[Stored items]
┌──
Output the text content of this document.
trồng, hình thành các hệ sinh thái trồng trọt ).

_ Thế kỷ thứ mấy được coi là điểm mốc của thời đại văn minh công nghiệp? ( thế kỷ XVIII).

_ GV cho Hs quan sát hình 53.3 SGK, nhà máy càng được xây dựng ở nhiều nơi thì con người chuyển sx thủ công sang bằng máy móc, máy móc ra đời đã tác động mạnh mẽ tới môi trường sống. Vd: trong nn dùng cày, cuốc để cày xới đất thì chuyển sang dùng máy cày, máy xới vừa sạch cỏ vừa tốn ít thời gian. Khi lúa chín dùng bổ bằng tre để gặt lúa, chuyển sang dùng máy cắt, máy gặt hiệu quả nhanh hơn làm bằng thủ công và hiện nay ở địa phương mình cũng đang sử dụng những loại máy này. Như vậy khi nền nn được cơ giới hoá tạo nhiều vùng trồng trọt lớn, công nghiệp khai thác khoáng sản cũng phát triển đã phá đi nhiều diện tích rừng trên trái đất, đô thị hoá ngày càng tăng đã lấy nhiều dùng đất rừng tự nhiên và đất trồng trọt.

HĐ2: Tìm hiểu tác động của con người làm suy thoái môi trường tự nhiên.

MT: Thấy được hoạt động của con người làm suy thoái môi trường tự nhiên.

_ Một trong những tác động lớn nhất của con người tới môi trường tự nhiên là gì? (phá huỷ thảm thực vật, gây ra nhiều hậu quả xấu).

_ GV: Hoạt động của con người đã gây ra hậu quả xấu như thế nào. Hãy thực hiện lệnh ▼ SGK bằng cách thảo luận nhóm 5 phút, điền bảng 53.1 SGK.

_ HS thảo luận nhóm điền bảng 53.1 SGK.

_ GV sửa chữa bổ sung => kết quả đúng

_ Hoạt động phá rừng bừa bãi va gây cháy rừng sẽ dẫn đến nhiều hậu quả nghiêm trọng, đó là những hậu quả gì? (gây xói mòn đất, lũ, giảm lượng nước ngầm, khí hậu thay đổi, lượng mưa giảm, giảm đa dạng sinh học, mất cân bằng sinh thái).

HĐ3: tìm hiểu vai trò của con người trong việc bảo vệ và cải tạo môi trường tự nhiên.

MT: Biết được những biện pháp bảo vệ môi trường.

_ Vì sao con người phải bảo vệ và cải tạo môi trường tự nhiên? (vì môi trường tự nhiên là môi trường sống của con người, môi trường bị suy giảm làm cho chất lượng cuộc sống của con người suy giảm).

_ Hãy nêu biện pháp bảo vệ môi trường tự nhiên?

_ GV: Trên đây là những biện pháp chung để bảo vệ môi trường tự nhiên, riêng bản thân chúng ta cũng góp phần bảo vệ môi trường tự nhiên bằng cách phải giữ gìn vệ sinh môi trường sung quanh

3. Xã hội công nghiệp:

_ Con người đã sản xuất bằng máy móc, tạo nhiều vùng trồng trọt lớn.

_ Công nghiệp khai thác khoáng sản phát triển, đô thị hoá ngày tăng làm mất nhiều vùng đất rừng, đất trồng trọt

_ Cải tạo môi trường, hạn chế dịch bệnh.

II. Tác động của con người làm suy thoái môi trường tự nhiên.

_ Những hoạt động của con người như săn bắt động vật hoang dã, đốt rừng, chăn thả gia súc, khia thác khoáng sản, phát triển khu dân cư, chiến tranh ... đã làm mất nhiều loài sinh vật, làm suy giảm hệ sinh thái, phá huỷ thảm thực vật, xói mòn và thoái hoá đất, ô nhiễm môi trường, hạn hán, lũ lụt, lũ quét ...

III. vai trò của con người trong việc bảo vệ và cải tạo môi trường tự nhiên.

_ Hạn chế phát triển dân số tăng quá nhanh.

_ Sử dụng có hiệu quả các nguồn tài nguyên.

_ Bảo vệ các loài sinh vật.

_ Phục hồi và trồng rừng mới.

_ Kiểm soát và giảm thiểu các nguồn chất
└──
**WORK TO DO:** Quote every record above exactly.

**EXERCISE RESPONSE:**
Output the text content of this document.
trồng, hình thành các hệ sinh thái trồng trọt ).

_ Thế kỷ thứ mấy được coi là điểm mốc của thời đại văn minh công nghiệp? ( thế kỷ XVIII).

_ GV cho Hs quan sát hình 53.3 SGK, nhà máy càng được xây dựng ở nhiều nơi thì con người chuyển sx thủ công sang bằng máy móc, máy móc ra đời đã tác động mạnh mẽ tới môi trường sống. Vd: trong nn dùng cày, cuốc để cày xới đất thì chuyển sang dùng máy cày, máy xới vừa sạch cỏ vừa tốn ít thời gian. Khi lúa chín dùng bổ bằng tre để gặt lúa, chuyển sang dùng máy cắt, máy gặt hiệu quả nhanh hơn làm bằng thủ công và hiện nay ở địa phương mình cũng đang sử dụng những loại máy này. Như vậy khi nền nn được cơ giới hoá tạo nhiều vùng trồng trọt lớn, công nghiệp khai thác khoáng sản cũng phát triển đã phá đi nhiều diện tích rừng trên trái đất, đô thị hoá ngày càng tăng đã lấy nhiều dùng đất rừng tự nhiên và đất trồng trọt.

HĐ2: Tìm hiểu tác động của con người làm suy thoái môi trường tự nhiên.

MT: Thấy được hoạt động của con người làm suy thoái môi trường tự nhiên.

_ Một trong những tác động lớn nhất của con người tới môi trường tự nhiên là gì? (phá huỷ thảm thực vật, gây ra nhiều hậu quả xấu).

_ GV: Hoạt động của con người đã gây ra hậu quả xấu như thế nào. Hãy thực hiện lệnh ▼ SGK bằng cách thảo luận nhóm 5 phút, điền bảng 53.1 SGK.

_ HS thảo luận nhóm điền bảng 53.1 SGK.

_ GV sửa chữa bổ sung => kết quả đúng

_ Hoạt động phá rừng bừa bãi va gây cháy rừng sẽ dẫn đến nhiều hậu quả nghiêm trọng, đó là những hậu quả gì? (gây xói mòn đất, lũ, giảm lượng nước ngầm, khí hậu thay đổi, lượng mưa giảm, giảm đa dạng sinh học, mất cân bằng sinh thái).

HĐ3: tìm hiểu vai trò của con người trong việc bảo vệ và cải tạo môi trường tự nhiên.

MT: Biết được những biện pháp bảo vệ môi trường.

_ Vì sao con người phải bảo vệ và cải tạo môi trường tự nhiên? (vì môi trường tự nhiên là môi trường sống của con người, môi trường bị suy giảm làm cho chất lượng cuộc sống của con người suy giảm).

_ Hãy nêu biện pháp bảo vệ môi trường tự nhiên?

_ GV: Trên đây là những biện pháp chung để bảo vệ môi trường tự nhiên, riêng bản thân chúng ta cũng góp phần bảo vệ môi trường tự nhiên bằng cách phải giữ gìn vệ sinh môi trường sung quanh

3. Xã hội công nghiệp:

_ Con người đã sản xuất bằng máy móc, tạo nhiều vùng trồng trọt lớn.

_ Công nghiệp khai thác khoáng sản phát triển, đô thị hoá ngày tăng làm mất nhiều vùng đất rừng, đất trồng trọt

_ Cải tạo môi trường, hạn chế dịch bệnh.

II. Tác động của con người làm suy thoái môi trường tự nhiên.

_ Những hoạt động của con người như săn bắt động vật hoang dã, đốt rừng, chăn thả gia súc, khia thác khoáng sản, phát triển khu dân cư, chiến tranh ... đã làm mất nhiều loài sinh vật, làm suy giảm hệ sinh thái, phá huỷ thảm thực vật, xói mòn và thoái hoá đất, ô nhiễm môi trường, hạn hán, lũ lụt, lũ quét ...

III. vai trò của con người trong việc bảo vệ và cải tạo môi trường tự nhiên.

_ Hạn chế phát triển dân số tăng quá nhanh.

_ Sử dụng có hiệu quả các nguồn tài nguyên.

_ Bảo vệ các loài sinh vật.

_ Phục hồi và trồng rừng mới.

_ Kiểm soát và giảm thiểu các nguồn chất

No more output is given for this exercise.